### TASK GOAL
Look for the string "rendered" in every line, and copy each line that has it.

>> START MATERIAL PROVIDED

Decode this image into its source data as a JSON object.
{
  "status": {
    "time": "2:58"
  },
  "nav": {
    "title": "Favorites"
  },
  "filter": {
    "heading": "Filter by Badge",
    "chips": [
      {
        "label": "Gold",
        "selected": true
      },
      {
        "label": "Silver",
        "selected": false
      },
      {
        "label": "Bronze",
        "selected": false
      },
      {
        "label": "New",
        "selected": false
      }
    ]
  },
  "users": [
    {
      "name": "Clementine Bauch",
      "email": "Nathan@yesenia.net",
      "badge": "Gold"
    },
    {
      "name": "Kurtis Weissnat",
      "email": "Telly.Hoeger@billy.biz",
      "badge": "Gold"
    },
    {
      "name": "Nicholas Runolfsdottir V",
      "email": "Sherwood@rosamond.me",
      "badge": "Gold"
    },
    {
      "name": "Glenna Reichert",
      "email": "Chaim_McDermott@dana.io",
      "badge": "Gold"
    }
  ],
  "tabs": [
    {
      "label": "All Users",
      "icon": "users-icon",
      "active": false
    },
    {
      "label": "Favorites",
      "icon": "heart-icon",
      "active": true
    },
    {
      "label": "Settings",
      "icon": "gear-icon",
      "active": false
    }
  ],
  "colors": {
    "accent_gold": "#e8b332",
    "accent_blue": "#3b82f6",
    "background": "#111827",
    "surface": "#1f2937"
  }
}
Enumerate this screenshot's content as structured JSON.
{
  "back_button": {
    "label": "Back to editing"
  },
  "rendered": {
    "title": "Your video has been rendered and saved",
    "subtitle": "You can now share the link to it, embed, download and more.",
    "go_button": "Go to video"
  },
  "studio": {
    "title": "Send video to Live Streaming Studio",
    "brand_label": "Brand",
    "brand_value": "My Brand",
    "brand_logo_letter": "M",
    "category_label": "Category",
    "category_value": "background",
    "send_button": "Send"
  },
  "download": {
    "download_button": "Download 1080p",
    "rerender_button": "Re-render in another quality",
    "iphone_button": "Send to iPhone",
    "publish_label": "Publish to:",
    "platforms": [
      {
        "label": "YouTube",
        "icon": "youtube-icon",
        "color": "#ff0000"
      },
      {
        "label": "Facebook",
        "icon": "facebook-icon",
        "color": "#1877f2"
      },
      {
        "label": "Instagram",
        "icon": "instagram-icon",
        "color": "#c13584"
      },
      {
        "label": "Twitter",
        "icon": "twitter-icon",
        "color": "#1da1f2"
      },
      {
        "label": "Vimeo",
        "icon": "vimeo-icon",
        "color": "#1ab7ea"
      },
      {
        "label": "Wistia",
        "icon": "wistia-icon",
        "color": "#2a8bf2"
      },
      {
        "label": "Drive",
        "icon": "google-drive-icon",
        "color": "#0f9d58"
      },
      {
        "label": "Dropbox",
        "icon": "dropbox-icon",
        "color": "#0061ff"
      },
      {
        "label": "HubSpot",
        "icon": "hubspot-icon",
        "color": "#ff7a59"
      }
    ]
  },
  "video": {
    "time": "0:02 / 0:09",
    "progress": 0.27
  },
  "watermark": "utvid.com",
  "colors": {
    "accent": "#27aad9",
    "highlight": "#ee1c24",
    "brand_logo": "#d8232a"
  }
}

>> END MATERIAL PROVIDED

### RESULT OF THIS EXERCISE
  "rendered": {
    "title": "Your video has been rendered and saved",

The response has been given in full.